◆ **Exercise**
Please write out the material that follows, exactly as it stands.
· · · ·
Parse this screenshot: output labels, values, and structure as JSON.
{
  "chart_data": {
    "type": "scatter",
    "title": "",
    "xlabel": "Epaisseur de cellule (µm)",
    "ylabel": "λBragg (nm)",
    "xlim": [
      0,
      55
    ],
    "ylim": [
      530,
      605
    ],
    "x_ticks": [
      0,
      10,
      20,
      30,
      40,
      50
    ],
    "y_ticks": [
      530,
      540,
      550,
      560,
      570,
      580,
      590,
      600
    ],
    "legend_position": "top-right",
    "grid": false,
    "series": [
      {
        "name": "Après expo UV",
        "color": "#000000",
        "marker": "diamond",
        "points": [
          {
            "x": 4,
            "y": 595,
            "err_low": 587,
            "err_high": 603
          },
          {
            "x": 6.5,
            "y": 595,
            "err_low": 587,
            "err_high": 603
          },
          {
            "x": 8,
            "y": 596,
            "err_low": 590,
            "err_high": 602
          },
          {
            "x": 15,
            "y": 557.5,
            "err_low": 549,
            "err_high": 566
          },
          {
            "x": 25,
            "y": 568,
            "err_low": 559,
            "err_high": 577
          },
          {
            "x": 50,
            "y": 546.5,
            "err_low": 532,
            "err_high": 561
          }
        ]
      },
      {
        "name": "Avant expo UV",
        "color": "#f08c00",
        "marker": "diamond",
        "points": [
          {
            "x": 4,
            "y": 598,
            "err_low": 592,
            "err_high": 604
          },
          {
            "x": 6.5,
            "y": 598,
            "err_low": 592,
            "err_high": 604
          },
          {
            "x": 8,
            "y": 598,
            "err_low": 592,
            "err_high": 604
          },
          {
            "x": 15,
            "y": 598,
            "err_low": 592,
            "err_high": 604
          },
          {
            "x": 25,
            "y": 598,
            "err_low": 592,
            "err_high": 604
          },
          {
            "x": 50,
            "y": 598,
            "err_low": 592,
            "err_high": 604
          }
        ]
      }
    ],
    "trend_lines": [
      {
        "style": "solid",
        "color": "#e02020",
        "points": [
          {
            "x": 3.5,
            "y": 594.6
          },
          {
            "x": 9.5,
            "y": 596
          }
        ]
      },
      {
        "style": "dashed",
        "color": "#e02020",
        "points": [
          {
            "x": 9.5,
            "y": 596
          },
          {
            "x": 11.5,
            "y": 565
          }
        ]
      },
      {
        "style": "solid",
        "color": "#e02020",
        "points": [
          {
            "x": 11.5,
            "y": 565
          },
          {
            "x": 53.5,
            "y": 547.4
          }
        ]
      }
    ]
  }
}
· · · ·
◆ **The completed task**
Parse this screenshot: output labels, values, and structure as JSON.
{
  "chart_data": {
    "type": "scatter",
    "title": "",
    "xlabel": "Epaisseur de cellule (µm)",
    "ylabel": "λBragg (nm)",
    "xlim": [
      0,
      55
    ],
    "ylim": [
      530,
      605
    ],
    "x_ticks": [
      0,
      10,
      20,
      30,
      40,
      50
    ],
    "y_ticks": [
      530,
      540,
      550,
      560,
      570,
      580,
      590,
      600
    ],
    "legend_position": "top-right",
    "grid": false,
    "series": [
      {
        "name": "Après expo UV",
        "color": "#000000",
        "marker": "diamond",
        "points": [
          {
            "x": 4,
            "y": 595,
            "err_low": 587,
            "err_high": 603
          },
          {
            "x": 6.5,
            "y": 595,
            "err_low": 587,
            "err_high": 603
          },
          {
            "x": 8,
            "y": 596,
            "err_low": 590,
            "err_high": 602
          },
          {
            "x": 15,
            "y": 557.5,
            "err_low": 549,
            "err_high": 566
          },
          {
            "x": 25,
            "y": 568,
            "err_low": 559,
            "err_high": 577
          },
          {
            "x": 50,
            "y": 546.5,
            "err_low": 532,
            "err_high": 561
          }
        ]
      },
      {
        "name": "Avant expo UV",
        "color": "#f08c00",
        "marker": "diamond",
        "points": [
          {
            "x": 4,
            "y": 598,
            "err_low": 592,
            "err_high": 604
          },
          {
            "x": 6.5,
            "y": 598,
            "err_low": 592,
            "err_high": 604
          },
          {
            "x": 8,
            "y": 598,
            "err_low": 592,
            "err_high": 604
          },
          {
            "x": 15,
            "y": 598,
            "err_low": 592,
            "err_high": 604
          },
          {
            "x": 25,
            "y": 598,
            "err_low": 592,
            "err_high": 604
          },
          {
            "x": 50,
            "y": 598,
            "err_low": 592,
            "err_high": 604
          }
        ]
      }
    ],
    "trend_lines": [
      {
        "style": "solid",
        "color": "#e02020",
        "points": [
          {
            "x": 3.5,
            "y": 594.6
          },
          {
            "x": 9.5,
            "y": 596
          }
        ]
      },
      {
        "style": "dashed",
        "color": "#e02020",
        "points": [
          {
            "x": 9.5,
            "y": 596
          },
          {
            "x": 11.5,
            "y": 565
          }
        ]
      },
      {
        "style": "solid",
        "color": "#e02020",
        "points": [
          {
            "x": 11.5,
            "y": 565
          },
          {
            "x": 53.5,
            "y": 547.4
          }
        ]
      }
    ]
  }
}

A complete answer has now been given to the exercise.